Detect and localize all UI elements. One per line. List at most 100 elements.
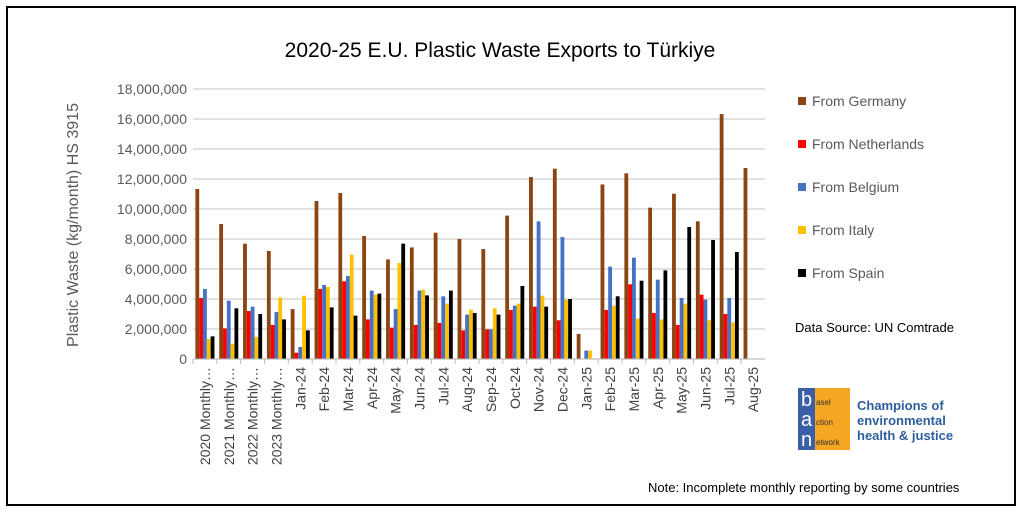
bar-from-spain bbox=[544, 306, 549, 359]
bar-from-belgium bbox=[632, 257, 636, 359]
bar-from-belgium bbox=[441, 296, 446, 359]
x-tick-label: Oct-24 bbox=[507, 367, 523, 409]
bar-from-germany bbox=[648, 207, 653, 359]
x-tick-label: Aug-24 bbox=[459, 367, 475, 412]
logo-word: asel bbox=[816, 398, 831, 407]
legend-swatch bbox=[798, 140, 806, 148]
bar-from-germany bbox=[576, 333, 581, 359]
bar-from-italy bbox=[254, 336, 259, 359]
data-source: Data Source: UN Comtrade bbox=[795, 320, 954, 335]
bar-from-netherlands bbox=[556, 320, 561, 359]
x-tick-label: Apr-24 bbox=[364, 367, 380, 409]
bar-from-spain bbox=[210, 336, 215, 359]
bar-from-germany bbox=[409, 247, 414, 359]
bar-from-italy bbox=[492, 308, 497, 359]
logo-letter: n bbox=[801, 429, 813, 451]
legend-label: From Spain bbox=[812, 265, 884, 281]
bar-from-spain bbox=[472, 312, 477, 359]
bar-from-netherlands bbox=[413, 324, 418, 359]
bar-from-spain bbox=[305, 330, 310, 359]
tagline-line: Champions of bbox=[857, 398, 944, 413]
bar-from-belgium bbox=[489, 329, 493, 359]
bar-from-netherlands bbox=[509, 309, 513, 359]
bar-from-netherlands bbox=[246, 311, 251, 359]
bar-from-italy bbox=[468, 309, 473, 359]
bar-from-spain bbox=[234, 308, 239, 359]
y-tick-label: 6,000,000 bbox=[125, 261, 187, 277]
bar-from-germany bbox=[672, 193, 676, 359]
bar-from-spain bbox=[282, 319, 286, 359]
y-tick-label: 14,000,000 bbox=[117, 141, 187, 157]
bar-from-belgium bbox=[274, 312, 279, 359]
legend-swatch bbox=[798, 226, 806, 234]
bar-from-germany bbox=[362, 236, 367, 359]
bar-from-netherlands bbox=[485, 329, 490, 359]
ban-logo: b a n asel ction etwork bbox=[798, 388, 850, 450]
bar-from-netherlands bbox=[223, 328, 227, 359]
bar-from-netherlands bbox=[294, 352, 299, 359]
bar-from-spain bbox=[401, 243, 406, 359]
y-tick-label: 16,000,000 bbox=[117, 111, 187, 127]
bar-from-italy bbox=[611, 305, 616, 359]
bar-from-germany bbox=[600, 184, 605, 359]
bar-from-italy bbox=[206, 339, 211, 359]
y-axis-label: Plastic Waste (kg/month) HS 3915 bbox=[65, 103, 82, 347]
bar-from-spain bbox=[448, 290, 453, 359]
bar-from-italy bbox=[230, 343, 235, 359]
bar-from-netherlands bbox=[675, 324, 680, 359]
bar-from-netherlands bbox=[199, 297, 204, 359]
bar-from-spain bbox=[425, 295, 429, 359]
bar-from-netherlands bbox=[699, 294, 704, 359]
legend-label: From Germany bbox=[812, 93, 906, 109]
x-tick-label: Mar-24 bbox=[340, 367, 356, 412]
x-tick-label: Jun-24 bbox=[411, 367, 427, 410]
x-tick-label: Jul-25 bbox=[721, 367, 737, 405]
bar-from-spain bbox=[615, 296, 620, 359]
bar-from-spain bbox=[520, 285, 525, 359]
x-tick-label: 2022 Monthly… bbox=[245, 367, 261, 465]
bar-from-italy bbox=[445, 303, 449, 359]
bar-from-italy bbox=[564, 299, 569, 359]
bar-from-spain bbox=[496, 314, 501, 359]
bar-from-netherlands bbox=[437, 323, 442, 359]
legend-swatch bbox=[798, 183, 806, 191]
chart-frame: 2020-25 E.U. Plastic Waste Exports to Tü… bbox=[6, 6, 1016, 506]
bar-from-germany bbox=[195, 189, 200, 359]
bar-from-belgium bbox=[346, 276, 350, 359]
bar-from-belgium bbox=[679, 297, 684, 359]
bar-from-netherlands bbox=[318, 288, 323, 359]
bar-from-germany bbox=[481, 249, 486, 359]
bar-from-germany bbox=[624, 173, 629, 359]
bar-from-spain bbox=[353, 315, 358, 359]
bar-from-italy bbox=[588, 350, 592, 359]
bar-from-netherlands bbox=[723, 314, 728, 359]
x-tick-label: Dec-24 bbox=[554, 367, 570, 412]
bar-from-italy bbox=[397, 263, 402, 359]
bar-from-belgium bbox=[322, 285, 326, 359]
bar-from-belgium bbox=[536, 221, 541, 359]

*Task directions*. Rewrite the listing above as a JSON list of strings, one string per line, omitting blank lines and leaving out the picture.

*Response to the exercise*.
[
  "Detect and localize all UI elements. One per line. List at most 100 elements.",
  "bar-from-spain bbox=[544, 306, 549, 359]",
  "bar-from-belgium bbox=[632, 257, 636, 359]",
  "bar-from-belgium bbox=[441, 296, 446, 359]",
  "x-tick-label: Oct-24 bbox=[507, 367, 523, 409]",
  "bar-from-germany bbox=[648, 207, 653, 359]",
  "x-tick-label: Aug-24 bbox=[459, 367, 475, 412]",
  "logo-word: asel bbox=[816, 398, 831, 407]",
  "legend-swatch bbox=[798, 140, 806, 148]",
  "bar-from-germany bbox=[576, 333, 581, 359]",
  "bar-from-italy bbox=[254, 336, 259, 359]",
  "data-source: Data Source: UN Comtrade bbox=[795, 320, 954, 335]",
  "bar-from-netherlands bbox=[556, 320, 561, 359]",
  "x-tick-label: Apr-24 bbox=[364, 367, 380, 409]",
  "bar-from-spain bbox=[210, 336, 215, 359]",
  "bar-from-germany bbox=[409, 247, 414, 359]",
  "bar-from-italy bbox=[492, 308, 497, 359]",
  "logo-letter: n bbox=[801, 429, 813, 451]",
  "legend-label: From Spain bbox=[812, 265, 884, 281]",
  "bar-from-spain bbox=[472, 312, 477, 359]",
  "bar-from-netherlands bbox=[413, 324, 418, 359]",
  "bar-from-spain bbox=[305, 330, 310, 359]",
  "tagline-line: Champions of bbox=[857, 398, 944, 413]",
  "bar-from-belgium bbox=[489, 329, 493, 359]",
  "bar-from-netherlands bbox=[509, 309, 513, 359]",
  "bar-from-netherlands bbox=[246, 311, 251, 359]",
  "bar-from-italy bbox=[468, 309, 473, 359]",
  "bar-from-spain bbox=[234, 308, 239, 359]",
  "y-tick-label: 6,000,000 bbox=[125, 261, 187, 277]",
  "bar-from-germany bbox=[672, 193, 676, 359]",
  "bar-from-spain bbox=[282, 319, 286, 359]",
  "y-tick-label: 14,000,000 bbox=[117, 141, 187, 157]",
  "bar-from-belgium bbox=[274, 312, 279, 359]",
  "legend-swatch bbox=[798, 226, 806, 234]",
  "bar-from-germany bbox=[362, 236, 367, 359]",
  "bar-from-netherlands bbox=[485, 329, 490, 359]",
  "ban-logo: b a n asel ction etwork bbox=[798, 388, 850, 450]",
  "bar-from-netherlands bbox=[223, 328, 227, 359]",
  "bar-from-netherlands bbox=[294, 352, 299, 359]",
  "bar-from-spain bbox=[401, 243, 406, 359]",
  "y-tick-label: 16,000,000 bbox=[117, 111, 187, 127]",
  "bar-from-italy bbox=[611, 305, 616, 359]",
  "bar-from-germany bbox=[600, 184, 605, 359]",
  "bar-from-italy bbox=[206, 339, 211, 359]",
  "y-axis-label: Plastic Waste (kg/month) HS 3915 bbox=[65, 103, 82, 347]",
  "bar-from-spain bbox=[448, 290, 453, 359]",
  "bar-from-italy bbox=[230, 343, 235, 359]",
  "bar-from-netherlands bbox=[675, 324, 680, 359]",
  "bar-from-netherlands bbox=[199, 297, 204, 359]",
  "bar-from-spain bbox=[425, 295, 429, 359]",
  "bar-from-netherlands bbox=[699, 294, 704, 359]",
  "legend-label: From Germany bbox=[812, 93, 906, 109]",
  "x-tick-label: Mar-24 bbox=[340, 367, 356, 412]",
  "x-tick-label: Jun-24 bbox=[411, 367, 427, 410]",
  "x-tick-label: Jul-25 bbox=[721, 367, 737, 405]",
  "bar-from-spain bbox=[615, 296, 620, 359]",
  "bar-from-spain bbox=[520, 285, 525, 359]",
  "x-tick-label: 2022 Monthly… bbox=[245, 367, 261, 465]",
  "bar-from-italy bbox=[445, 303, 449, 359]",
  "bar-from-italy bbox=[564, 299, 569, 359]",
  "bar-from-spain bbox=[496, 314, 501, 359]",
  "bar-from-netherlands bbox=[437, 323, 442, 359]",
  "legend-swatch bbox=[798, 183, 806, 191]",
  "chart-frame: 2020-25 E.U. Plastic Waste Exports to Tü… bbox=[6, 6, 1016, 506]",
  "bar-from-germany bbox=[195, 189, 200, 359]",
  "bar-from-belgium bbox=[346, 276, 350, 359]",
  "bar-from-belgium bbox=[679, 297, 684, 359]",
  "bar-from-netherlands bbox=[318, 288, 323, 359]",
  "bar-from-germany bbox=[481, 249, 486, 359]",
  "bar-from-germany bbox=[624, 173, 629, 359]",
  "bar-from-spain bbox=[353, 315, 358, 359]",
  "bar-from-italy bbox=[588, 350, 592, 359]",
  "bar-from-netherlands bbox=[723, 314, 728, 359]",
  "x-tick-label: Dec-24 bbox=[554, 367, 570, 412]",
  "bar-from-italy bbox=[397, 263, 402, 359]",
  "bar-from-belgium bbox=[322, 285, 326, 359]",
  "bar-from-belgium bbox=[536, 221, 541, 359]"
]